- _Listing_
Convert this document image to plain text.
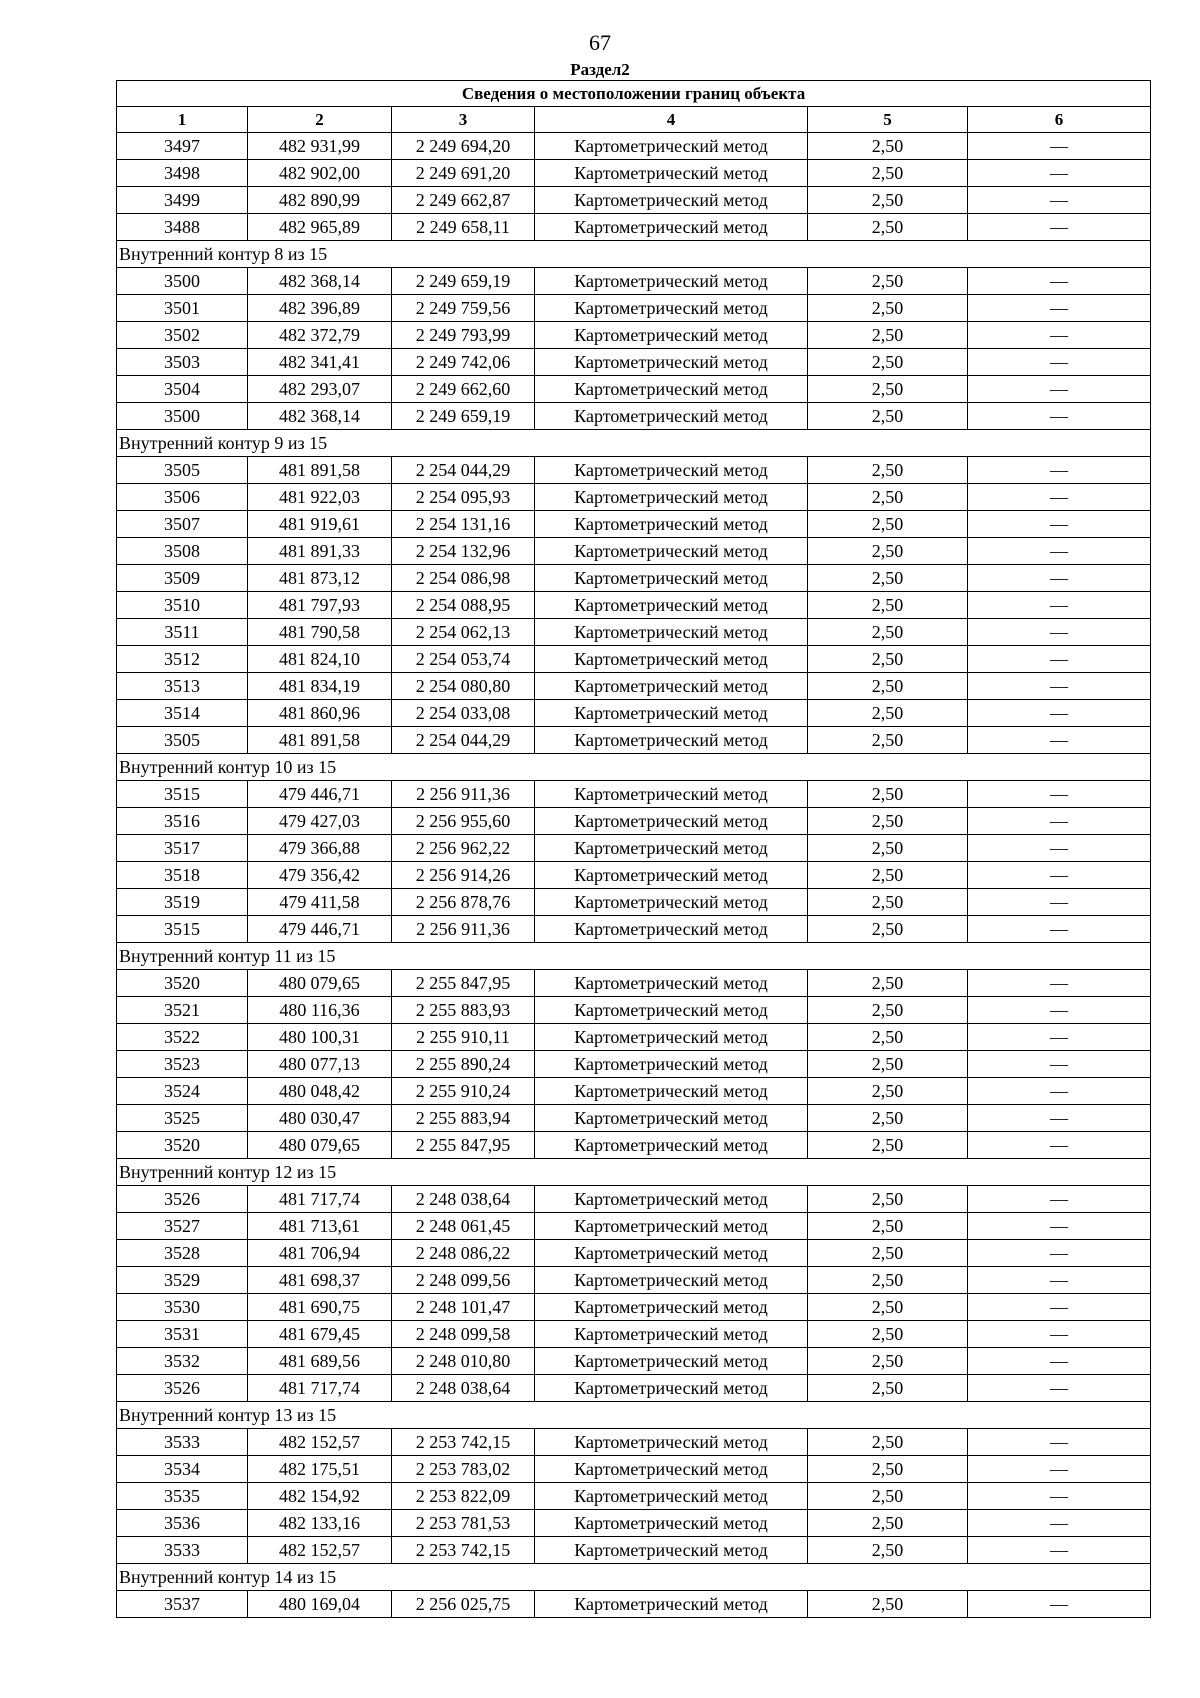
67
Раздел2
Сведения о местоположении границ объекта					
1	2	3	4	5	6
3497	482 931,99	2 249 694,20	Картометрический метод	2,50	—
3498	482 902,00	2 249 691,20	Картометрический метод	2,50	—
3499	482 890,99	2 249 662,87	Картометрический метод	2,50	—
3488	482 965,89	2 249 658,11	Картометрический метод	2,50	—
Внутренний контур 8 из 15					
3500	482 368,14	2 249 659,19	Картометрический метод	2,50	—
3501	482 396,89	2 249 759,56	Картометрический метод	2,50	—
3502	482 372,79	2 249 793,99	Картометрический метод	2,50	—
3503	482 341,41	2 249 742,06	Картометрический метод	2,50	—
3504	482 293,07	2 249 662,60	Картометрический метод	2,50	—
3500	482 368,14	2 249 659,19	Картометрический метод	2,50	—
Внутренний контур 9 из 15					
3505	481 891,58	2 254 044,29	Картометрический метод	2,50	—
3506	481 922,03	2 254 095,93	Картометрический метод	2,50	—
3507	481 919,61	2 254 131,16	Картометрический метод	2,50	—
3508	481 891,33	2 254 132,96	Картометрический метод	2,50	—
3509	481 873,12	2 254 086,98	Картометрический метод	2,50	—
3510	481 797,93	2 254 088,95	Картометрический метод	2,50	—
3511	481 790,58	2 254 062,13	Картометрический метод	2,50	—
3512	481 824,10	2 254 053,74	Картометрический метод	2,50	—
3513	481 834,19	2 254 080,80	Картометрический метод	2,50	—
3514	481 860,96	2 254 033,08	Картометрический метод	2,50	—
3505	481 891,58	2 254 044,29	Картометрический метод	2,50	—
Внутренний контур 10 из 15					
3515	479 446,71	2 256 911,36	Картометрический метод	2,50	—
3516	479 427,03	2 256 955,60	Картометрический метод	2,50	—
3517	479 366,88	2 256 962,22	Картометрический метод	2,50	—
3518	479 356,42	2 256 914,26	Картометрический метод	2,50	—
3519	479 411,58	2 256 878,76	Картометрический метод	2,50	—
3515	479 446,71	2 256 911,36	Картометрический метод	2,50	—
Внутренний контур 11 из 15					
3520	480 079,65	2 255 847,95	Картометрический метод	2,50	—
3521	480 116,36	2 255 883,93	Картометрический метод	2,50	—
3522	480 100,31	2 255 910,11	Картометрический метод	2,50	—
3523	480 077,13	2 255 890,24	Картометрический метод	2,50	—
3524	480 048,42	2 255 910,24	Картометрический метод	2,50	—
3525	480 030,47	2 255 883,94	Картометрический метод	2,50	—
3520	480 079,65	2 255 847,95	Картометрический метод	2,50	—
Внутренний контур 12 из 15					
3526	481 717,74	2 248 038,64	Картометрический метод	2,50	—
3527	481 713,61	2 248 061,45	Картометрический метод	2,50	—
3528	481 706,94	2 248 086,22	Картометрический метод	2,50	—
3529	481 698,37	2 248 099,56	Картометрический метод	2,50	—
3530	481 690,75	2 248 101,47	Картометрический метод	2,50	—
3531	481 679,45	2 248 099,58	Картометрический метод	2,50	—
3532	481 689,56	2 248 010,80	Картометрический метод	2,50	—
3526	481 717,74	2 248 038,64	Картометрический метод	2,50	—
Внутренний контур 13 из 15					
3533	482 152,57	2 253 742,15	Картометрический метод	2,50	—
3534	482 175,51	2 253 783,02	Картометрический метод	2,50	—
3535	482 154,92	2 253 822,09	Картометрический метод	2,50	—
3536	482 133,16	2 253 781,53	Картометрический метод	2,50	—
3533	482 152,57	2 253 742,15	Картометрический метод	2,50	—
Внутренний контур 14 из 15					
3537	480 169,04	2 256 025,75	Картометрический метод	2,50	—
--
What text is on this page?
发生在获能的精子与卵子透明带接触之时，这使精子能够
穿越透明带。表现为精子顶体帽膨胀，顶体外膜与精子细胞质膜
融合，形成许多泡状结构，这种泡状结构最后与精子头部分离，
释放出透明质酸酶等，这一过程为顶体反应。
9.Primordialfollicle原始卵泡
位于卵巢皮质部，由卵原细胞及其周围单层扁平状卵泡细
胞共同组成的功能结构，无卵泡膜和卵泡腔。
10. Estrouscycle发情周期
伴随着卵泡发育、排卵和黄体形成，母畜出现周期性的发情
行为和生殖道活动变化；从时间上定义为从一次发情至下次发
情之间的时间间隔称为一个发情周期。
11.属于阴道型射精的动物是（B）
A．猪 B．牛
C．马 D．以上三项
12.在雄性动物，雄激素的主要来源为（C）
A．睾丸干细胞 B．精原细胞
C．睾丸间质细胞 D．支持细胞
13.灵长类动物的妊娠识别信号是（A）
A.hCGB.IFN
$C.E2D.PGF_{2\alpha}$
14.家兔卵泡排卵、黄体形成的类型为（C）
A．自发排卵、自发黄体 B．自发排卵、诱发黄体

- _Goal of the exercise_
Above are the entries; count how many of their lines contain the word "this" and give only that number.

- _Task solution_
2